» Given instruction:
Will you extract the entries word for word? Images should not appear in the copy.

☆ ☆ ☆ ☆ ☆

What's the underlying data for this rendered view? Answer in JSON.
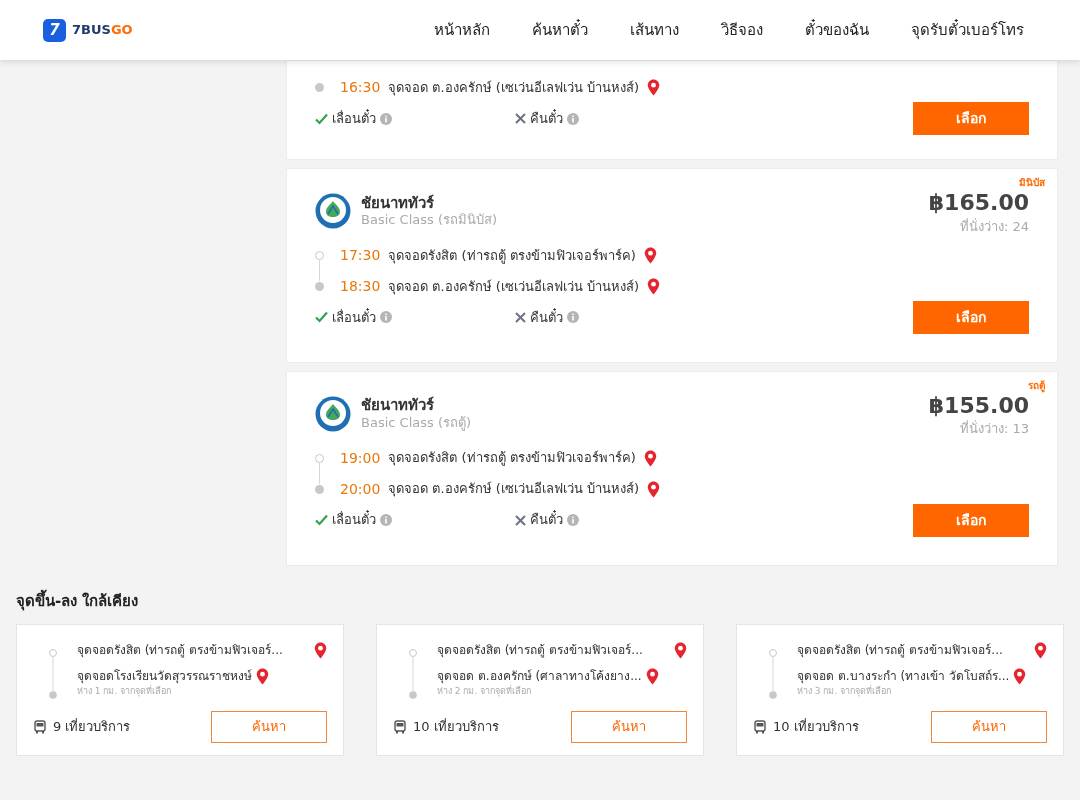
{
  "header": {
    "logo": {
      "mark": "7",
      "text": "7BUS",
      "accent": "GO"
    },
    "nav": [
      {
        "label": "หน้าหลัก"
      },
      {
        "label": "ค้นหาตั๋ว"
      },
      {
        "label": "เส้นทาง"
      },
      {
        "label": "วิธีจอง"
      },
      {
        "label": "ตั๋วของฉัน"
      },
      {
        "label": "จุดรับตั๋วเบอร์โทร"
      }
    ]
  },
  "trips": [
    {
      "partial": true,
      "stops": [
        {
          "time": "16:30",
          "place": "จุดจอด ต.องครักษ์ (เซเว่นอีเลฟเว่น บ้านหงส์)",
          "end": true
        }
      ],
      "features": [
        {
          "label": "เลื่อนตั๋ว",
          "allowed": true
        },
        {
          "label": "คืนตั๋ว",
          "allowed": false
        }
      ],
      "button": "เลือก"
    },
    {
      "partial": false,
      "tag": "มินิบัส",
      "operator": "ชัยนาททัวร์",
      "class": "Basic Class (รถมินิบัส)",
      "price": "฿165.00",
      "seats": "ที่นั่งว่าง: 24",
      "stops": [
        {
          "time": "17:30",
          "place": "จุดจอดรังสิต (ท่ารถตู้ ตรงข้ามฟิวเจอร์พาร์ค)",
          "end": false
        },
        {
          "time": "18:30",
          "place": "จุดจอด ต.องครักษ์ (เซเว่นอีเลฟเว่น บ้านหงส์)",
          "end": true
        }
      ],
      "features": [
        {
          "label": "เลื่อนตั๋ว",
          "allowed": true
        },
        {
          "label": "คืนตั๋ว",
          "allowed": false
        }
      ],
      "button": "เลือก"
    },
    {
      "partial": false,
      "tag": "รถตู้",
      "operator": "ชัยนาททัวร์",
      "class": "Basic Class (รถตู้)",
      "price": "฿155.00",
      "seats": "ที่นั่งว่าง: 13",
      "stops": [
        {
          "time": "19:00",
          "place": "จุดจอดรังสิต (ท่ารถตู้ ตรงข้ามฟิวเจอร์พาร์ค)",
          "end": false
        },
        {
          "time": "20:00",
          "place": "จุดจอด ต.องครักษ์ (เซเว่นอีเลฟเว่น บ้านหงส์)",
          "end": true
        }
      ],
      "features": [
        {
          "label": "เลื่อนตั๋ว",
          "allowed": true
        },
        {
          "label": "คืนตั๋ว",
          "allowed": false
        }
      ],
      "button": "เลือก"
    }
  ],
  "nearby": {
    "title": "จุดขึ้น-ลง ใกล้เคียง",
    "cards": [
      {
        "from": "จุดจอดรังสิต (ท่ารถตู้ ตรงข้ามฟิวเจอร์...",
        "to": "จุดจอดโรงเรียนวัดสุวรรณราชหงษ์",
        "distance": "ห่าง 1 กม. จากจุดที่เลือก",
        "trips": "9 เที่ยวบริการ",
        "button": "ค้นหา"
      },
      {
        "from": "จุดจอดรังสิต (ท่ารถตู้ ตรงข้ามฟิวเจอร์...",
        "to": "จุดจอด ต.องครักษ์ (ศาลาทางโค้งยาง...",
        "distance": "ห่าง 2 กม. จากจุดที่เลือก",
        "trips": "10 เที่ยวบริการ",
        "button": "ค้นหา"
      },
      {
        "from": "จุดจอดรังสิต (ท่ารถตู้ ตรงข้ามฟิวเจอร์...",
        "to": "จุดจอด ต.บางระกำ (ทางเข้า วัดโบสถ์ร...",
        "distance": "ห่าง 3 กม. จากจุดที่เลือก",
        "trips": "10 เที่ยวบริการ",
        "button": "ค้นหา"
      }
    ]
  }
}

☆ ☆ ☆ ☆ ☆

» Solved exercise:
What's the underlying data for this rendered view? Answer in JSON.
{
  "header": {
    "logo": {
      "mark": "7",
      "text": "7BUS",
      "accent": "GO"
    },
    "nav": [
      {
        "label": "หน้าหลัก"
      },
      {
        "label": "ค้นหาตั๋ว"
      },
      {
        "label": "เส้นทาง"
      },
      {
        "label": "วิธีจอง"
      },
      {
        "label": "ตั๋วของฉัน"
      },
      {
        "label": "จุดรับตั๋วเบอร์โทร"
      }
    ]
  },
  "trips": [
    {
      "partial": true,
      "stops": [
        {
          "time": "16:30",
          "place": "จุดจอด ต.องครักษ์ (เซเว่นอีเลฟเว่น บ้านหงส์)",
          "end": true
        }
      ],
      "features": [
        {
          "label": "เลื่อนตั๋ว",
          "allowed": true
        },
        {
          "label": "คืนตั๋ว",
          "allowed": false
        }
      ],
      "button": "เลือก"
    },
    {
      "partial": false,
      "tag": "มินิบัส",
      "operator": "ชัยนาททัวร์",
      "class": "Basic Class (รถมินิบัส)",
      "price": "฿165.00",
      "seats": "ที่นั่งว่าง: 24",
      "stops": [
        {
          "time": "17:30",
          "place": "จุดจอดรังสิต (ท่ารถตู้ ตรงข้ามฟิวเจอร์พาร์ค)",
          "end": false
        },
        {
          "time": "18:30",
          "place": "จุดจอด ต.องครักษ์ (เซเว่นอีเลฟเว่น บ้านหงส์)",
          "end": true
        }
      ],
      "features": [
        {
          "label": "เลื่อนตั๋ว",
          "allowed": true
        },
        {
          "label": "คืนตั๋ว",
          "allowed": false
        }
      ],
      "button": "เลือก"
    },
    {
      "partial": false,
      "tag": "รถตู้",
      "operator": "ชัยนาททัวร์",
      "class": "Basic Class (รถตู้)",
      "price": "฿155.00",
      "seats": "ที่นั่งว่าง: 13",
      "stops": [
        {
          "time": "19:00",
          "place": "จุดจอดรังสิต (ท่ารถตู้ ตรงข้ามฟิวเจอร์พาร์ค)",
          "end": false
        },
        {
          "time": "20:00",
          "place": "จุดจอด ต.องครักษ์ (เซเว่นอีเลฟเว่น บ้านหงส์)",
          "end": true
        }
      ],
      "features": [
        {
          "label": "เลื่อนตั๋ว",
          "allowed": true
        },
        {
          "label": "คืนตั๋ว",
          "allowed": false
        }
      ],
      "button": "เลือก"
    }
  ],
  "nearby": {
    "title": "จุดขึ้น-ลง ใกล้เคียง",
    "cards": [
      {
        "from": "จุดจอดรังสิต (ท่ารถตู้ ตรงข้ามฟิวเจอร์...",
        "to": "จุดจอดโรงเรียนวัดสุวรรณราชหงษ์",
        "distance": "ห่าง 1 กม. จากจุดที่เลือก",
        "trips": "9 เที่ยวบริการ",
        "button": "ค้นหา"
      },
      {
        "from": "จุดจอดรังสิต (ท่ารถตู้ ตรงข้ามฟิวเจอร์...",
        "to": "จุดจอด ต.องครักษ์ (ศาลาทางโค้งยาง...",
        "distance": "ห่าง 2 กม. จากจุดที่เลือก",
        "trips": "10 เที่ยวบริการ",
        "button": "ค้นหา"
      },
      {
        "from": "จุดจอดรังสิต (ท่ารถตู้ ตรงข้ามฟิวเจอร์...",
        "to": "จุดจอด ต.บางระกำ (ทางเข้า วัดโบสถ์ร...",
        "distance": "ห่าง 3 กม. จากจุดที่เลือก",
        "trips": "10 เที่ยวบริการ",
        "button": "ค้นหา"
      }
    ]
  }
}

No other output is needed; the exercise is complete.